* **Stated exercise**
Track down each line that has the word "temperature" and copy it.

[Entries from a dataset]
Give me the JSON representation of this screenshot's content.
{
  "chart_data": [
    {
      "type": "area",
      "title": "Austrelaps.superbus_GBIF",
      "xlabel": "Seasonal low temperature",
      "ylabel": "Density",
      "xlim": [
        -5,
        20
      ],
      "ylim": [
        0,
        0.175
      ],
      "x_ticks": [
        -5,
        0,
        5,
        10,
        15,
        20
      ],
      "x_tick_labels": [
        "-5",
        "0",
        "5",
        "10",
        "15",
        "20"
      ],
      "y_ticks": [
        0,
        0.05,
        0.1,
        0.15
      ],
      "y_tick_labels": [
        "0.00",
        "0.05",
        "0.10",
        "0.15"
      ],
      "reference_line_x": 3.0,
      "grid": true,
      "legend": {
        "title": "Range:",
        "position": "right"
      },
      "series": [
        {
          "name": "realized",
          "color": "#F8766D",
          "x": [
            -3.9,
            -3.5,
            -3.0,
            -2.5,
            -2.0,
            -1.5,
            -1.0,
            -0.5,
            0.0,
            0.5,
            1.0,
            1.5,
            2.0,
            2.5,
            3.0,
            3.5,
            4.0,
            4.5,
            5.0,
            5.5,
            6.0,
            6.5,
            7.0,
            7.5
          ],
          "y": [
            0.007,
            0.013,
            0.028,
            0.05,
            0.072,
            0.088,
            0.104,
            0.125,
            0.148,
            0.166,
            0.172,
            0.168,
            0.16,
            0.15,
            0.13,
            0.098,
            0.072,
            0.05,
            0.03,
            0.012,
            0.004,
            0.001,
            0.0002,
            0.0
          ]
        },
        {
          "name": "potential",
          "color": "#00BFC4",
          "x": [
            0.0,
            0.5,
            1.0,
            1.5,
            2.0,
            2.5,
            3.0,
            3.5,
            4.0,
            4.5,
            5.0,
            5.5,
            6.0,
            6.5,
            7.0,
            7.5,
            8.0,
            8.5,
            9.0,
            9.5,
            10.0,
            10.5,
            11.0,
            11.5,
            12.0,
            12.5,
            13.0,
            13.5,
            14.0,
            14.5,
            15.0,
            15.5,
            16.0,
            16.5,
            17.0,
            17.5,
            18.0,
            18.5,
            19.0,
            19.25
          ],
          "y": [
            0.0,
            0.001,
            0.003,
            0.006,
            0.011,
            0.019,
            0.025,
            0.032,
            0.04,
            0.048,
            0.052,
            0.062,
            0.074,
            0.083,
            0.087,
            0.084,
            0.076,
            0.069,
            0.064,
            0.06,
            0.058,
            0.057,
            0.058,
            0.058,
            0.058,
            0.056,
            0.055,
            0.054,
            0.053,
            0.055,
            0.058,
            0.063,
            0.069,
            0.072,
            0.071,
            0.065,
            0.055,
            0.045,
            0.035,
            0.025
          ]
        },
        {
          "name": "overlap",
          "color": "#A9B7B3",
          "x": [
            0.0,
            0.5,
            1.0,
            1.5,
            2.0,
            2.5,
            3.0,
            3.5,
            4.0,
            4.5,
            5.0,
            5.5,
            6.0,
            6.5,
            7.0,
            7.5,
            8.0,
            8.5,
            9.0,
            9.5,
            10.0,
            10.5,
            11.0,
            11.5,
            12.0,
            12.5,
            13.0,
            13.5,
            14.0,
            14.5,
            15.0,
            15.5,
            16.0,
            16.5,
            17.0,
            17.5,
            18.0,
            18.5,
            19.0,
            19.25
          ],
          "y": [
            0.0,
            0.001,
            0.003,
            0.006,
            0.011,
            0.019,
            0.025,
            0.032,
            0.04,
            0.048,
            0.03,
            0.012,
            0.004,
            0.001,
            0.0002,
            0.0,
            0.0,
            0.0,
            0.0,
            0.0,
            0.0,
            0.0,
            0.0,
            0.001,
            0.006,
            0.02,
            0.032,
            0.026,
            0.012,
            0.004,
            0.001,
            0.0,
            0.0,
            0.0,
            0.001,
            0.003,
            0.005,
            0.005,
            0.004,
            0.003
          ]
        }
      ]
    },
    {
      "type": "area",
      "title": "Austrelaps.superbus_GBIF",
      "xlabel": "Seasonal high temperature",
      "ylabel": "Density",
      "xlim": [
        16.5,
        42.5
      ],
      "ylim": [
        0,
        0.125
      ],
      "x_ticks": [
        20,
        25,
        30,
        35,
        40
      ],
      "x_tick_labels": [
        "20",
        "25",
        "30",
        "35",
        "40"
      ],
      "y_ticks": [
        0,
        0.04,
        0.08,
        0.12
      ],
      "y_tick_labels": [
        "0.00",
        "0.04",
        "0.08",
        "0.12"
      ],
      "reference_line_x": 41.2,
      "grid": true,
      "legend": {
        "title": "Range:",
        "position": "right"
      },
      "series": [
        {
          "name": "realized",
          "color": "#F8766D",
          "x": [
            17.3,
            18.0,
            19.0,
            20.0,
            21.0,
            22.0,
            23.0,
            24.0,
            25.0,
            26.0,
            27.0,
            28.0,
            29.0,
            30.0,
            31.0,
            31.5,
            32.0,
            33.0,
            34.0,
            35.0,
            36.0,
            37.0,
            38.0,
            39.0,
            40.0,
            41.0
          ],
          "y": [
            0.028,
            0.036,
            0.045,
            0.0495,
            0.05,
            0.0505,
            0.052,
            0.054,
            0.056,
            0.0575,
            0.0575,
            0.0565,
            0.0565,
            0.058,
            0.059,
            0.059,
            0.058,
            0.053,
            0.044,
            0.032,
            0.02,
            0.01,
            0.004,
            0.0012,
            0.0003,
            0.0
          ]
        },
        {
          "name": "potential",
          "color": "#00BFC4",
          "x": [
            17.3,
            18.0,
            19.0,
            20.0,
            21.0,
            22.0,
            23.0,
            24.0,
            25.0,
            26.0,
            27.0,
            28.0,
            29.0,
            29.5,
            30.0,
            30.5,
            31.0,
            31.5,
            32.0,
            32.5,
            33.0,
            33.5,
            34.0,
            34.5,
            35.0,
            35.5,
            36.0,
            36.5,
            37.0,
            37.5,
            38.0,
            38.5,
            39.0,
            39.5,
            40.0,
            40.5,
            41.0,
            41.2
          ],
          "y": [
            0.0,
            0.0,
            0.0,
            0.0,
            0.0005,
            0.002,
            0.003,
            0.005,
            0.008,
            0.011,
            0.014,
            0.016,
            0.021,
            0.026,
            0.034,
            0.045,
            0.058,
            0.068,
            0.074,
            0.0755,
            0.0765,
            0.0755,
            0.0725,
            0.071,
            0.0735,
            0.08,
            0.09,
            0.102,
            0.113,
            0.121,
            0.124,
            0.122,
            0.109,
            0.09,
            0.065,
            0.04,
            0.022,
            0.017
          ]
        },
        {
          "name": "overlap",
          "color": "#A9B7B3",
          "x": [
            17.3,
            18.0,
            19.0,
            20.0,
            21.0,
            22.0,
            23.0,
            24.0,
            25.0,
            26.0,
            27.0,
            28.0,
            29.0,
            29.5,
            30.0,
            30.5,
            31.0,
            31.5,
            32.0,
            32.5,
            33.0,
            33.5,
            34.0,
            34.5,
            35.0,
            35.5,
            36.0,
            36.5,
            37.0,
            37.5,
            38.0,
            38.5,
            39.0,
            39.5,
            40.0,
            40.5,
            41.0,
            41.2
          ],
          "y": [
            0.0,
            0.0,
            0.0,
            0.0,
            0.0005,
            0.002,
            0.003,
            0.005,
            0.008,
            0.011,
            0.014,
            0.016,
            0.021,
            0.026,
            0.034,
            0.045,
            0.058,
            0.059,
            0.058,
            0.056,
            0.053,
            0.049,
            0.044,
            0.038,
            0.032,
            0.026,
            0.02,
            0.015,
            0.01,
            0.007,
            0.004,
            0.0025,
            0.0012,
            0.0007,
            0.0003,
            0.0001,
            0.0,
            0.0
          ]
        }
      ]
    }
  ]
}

* **Answer for this exercise**
      "xlabel": "Seasonal low temperature",
      "xlabel": "Seasonal high temperature",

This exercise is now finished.